### Supplied entries
+-------+

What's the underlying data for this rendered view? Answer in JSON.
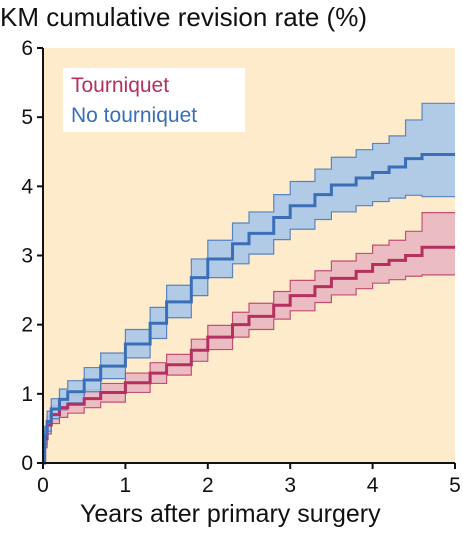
{
  "chart_data": {
    "type": "line",
    "ylabel": "KM cumulative revision rate (%)",
    "xlabel": "Years after primary surgery",
    "xlim": [
      0,
      5
    ],
    "ylim": [
      0,
      6
    ],
    "x_ticks": [
      "0",
      "1",
      "2",
      "3",
      "4",
      "5"
    ],
    "y_ticks": [
      "0",
      "1",
      "2",
      "3",
      "4",
      "5",
      "6"
    ],
    "grid": false,
    "legend_position": "top-left",
    "background_color": "#fdebcb",
    "series": [
      {
        "name": "Tourniquet",
        "color": "#b5305f",
        "band_color": "#e9b7c0",
        "x": [
          0,
          0.02,
          0.05,
          0.1,
          0.2,
          0.3,
          0.5,
          0.7,
          1.0,
          1.3,
          1.5,
          1.8,
          2.0,
          2.3,
          2.5,
          2.8,
          3.0,
          3.3,
          3.5,
          3.8,
          4.0,
          4.2,
          4.4,
          4.6,
          5.0
        ],
        "values": [
          0,
          0.35,
          0.55,
          0.7,
          0.8,
          0.85,
          0.93,
          1.02,
          1.16,
          1.3,
          1.42,
          1.63,
          1.82,
          2.0,
          2.12,
          2.28,
          2.42,
          2.55,
          2.67,
          2.77,
          2.87,
          2.93,
          3.0,
          3.12,
          3.12
        ],
        "lower": [
          0,
          0.22,
          0.42,
          0.57,
          0.66,
          0.72,
          0.8,
          0.88,
          1.02,
          1.15,
          1.27,
          1.47,
          1.64,
          1.82,
          1.93,
          2.08,
          2.2,
          2.32,
          2.43,
          2.52,
          2.6,
          2.65,
          2.7,
          2.72,
          2.72
        ],
        "upper": [
          0,
          0.47,
          0.68,
          0.83,
          0.93,
          0.98,
          1.06,
          1.15,
          1.3,
          1.45,
          1.57,
          1.79,
          1.99,
          2.18,
          2.31,
          2.48,
          2.64,
          2.78,
          2.92,
          3.03,
          3.15,
          3.22,
          3.35,
          3.62,
          3.62
        ]
      },
      {
        "name": "No tourniquet",
        "color": "#3a6fb7",
        "band_color": "#a8c8ea",
        "x": [
          0,
          0.02,
          0.05,
          0.1,
          0.2,
          0.3,
          0.5,
          0.7,
          1.0,
          1.3,
          1.5,
          1.8,
          2.0,
          2.3,
          2.5,
          2.8,
          3.0,
          3.3,
          3.5,
          3.8,
          4.0,
          4.2,
          4.4,
          4.6,
          5.0
        ],
        "values": [
          0,
          0.4,
          0.6,
          0.78,
          0.92,
          1.03,
          1.2,
          1.4,
          1.72,
          2.02,
          2.33,
          2.68,
          2.95,
          3.17,
          3.32,
          3.55,
          3.72,
          3.88,
          4.02,
          4.12,
          4.2,
          4.28,
          4.4,
          4.46,
          4.46
        ],
        "lower": [
          0,
          0.27,
          0.46,
          0.64,
          0.77,
          0.87,
          1.03,
          1.22,
          1.52,
          1.8,
          2.1,
          2.42,
          2.68,
          2.88,
          3.02,
          3.23,
          3.38,
          3.52,
          3.63,
          3.72,
          3.78,
          3.83,
          3.87,
          3.85,
          3.85
        ],
        "upper": [
          0,
          0.53,
          0.75,
          0.93,
          1.07,
          1.19,
          1.38,
          1.59,
          1.93,
          2.25,
          2.57,
          2.95,
          3.22,
          3.47,
          3.63,
          3.88,
          4.07,
          4.25,
          4.42,
          4.53,
          4.62,
          4.73,
          4.96,
          5.2,
          5.2
        ]
      }
    ]
  }
}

+-------+

### Description of the task
Leave out every picture and copy the rest of the records exactly.

### Exercise solution
What's the underlying data for this rendered view? Answer in JSON.
{
  "chart_data": {
    "type": "line",
    "ylabel": "KM cumulative revision rate (%)",
    "xlabel": "Years after primary surgery",
    "xlim": [
      0,
      5
    ],
    "ylim": [
      0,
      6
    ],
    "x_ticks": [
      "0",
      "1",
      "2",
      "3",
      "4",
      "5"
    ],
    "y_ticks": [
      "0",
      "1",
      "2",
      "3",
      "4",
      "5",
      "6"
    ],
    "grid": false,
    "legend_position": "top-left",
    "background_color": "#fdebcb",
    "series": [
      {
        "name": "Tourniquet",
        "color": "#b5305f",
        "band_color": "#e9b7c0",
        "x": [
          0,
          0.02,
          0.05,
          0.1,
          0.2,
          0.3,
          0.5,
          0.7,
          1.0,
          1.3,
          1.5,
          1.8,
          2.0,
          2.3,
          2.5,
          2.8,
          3.0,
          3.3,
          3.5,
          3.8,
          4.0,
          4.2,
          4.4,
          4.6,
          5.0
        ],
        "values": [
          0,
          0.35,
          0.55,
          0.7,
          0.8,
          0.85,
          0.93,
          1.02,
          1.16,
          1.3,
          1.42,
          1.63,
          1.82,
          2.0,
          2.12,
          2.28,
          2.42,
          2.55,
          2.67,
          2.77,
          2.87,
          2.93,
          3.0,
          3.12,
          3.12
        ],
        "lower": [
          0,
          0.22,
          0.42,
          0.57,
          0.66,
          0.72,
          0.8,
          0.88,
          1.02,
          1.15,
          1.27,
          1.47,
          1.64,
          1.82,
          1.93,
          2.08,
          2.2,
          2.32,
          2.43,
          2.52,
          2.6,
          2.65,
          2.7,
          2.72,
          2.72
        ],
        "upper": [
          0,
          0.47,
          0.68,
          0.83,
          0.93,
          0.98,
          1.06,
          1.15,
          1.3,
          1.45,
          1.57,
          1.79,
          1.99,
          2.18,
          2.31,
          2.48,
          2.64,
          2.78,
          2.92,
          3.03,
          3.15,
          3.22,
          3.35,
          3.62,
          3.62
        ]
      },
      {
        "name": "No tourniquet",
        "color": "#3a6fb7",
        "band_color": "#a8c8ea",
        "x": [
          0,
          0.02,
          0.05,
          0.1,
          0.2,
          0.3,
          0.5,
          0.7,
          1.0,
          1.3,
          1.5,
          1.8,
          2.0,
          2.3,
          2.5,
          2.8,
          3.0,
          3.3,
          3.5,
          3.8,
          4.0,
          4.2,
          4.4,
          4.6,
          5.0
        ],
        "values": [
          0,
          0.4,
          0.6,
          0.78,
          0.92,
          1.03,
          1.2,
          1.4,
          1.72,
          2.02,
          2.33,
          2.68,
          2.95,
          3.17,
          3.32,
          3.55,
          3.72,
          3.88,
          4.02,
          4.12,
          4.2,
          4.28,
          4.4,
          4.46,
          4.46
        ],
        "lower": [
          0,
          0.27,
          0.46,
          0.64,
          0.77,
          0.87,
          1.03,
          1.22,
          1.52,
          1.8,
          2.1,
          2.42,
          2.68,
          2.88,
          3.02,
          3.23,
          3.38,
          3.52,
          3.63,
          3.72,
          3.78,
          3.83,
          3.87,
          3.85,
          3.85
        ],
        "upper": [
          0,
          0.53,
          0.75,
          0.93,
          1.07,
          1.19,
          1.38,
          1.59,
          1.93,
          2.25,
          2.57,
          2.95,
          3.22,
          3.47,
          3.63,
          3.88,
          4.07,
          4.25,
          4.42,
          4.53,
          4.62,
          4.73,
          4.96,
          5.2,
          5.2
        ]
      }
    ]
  }
}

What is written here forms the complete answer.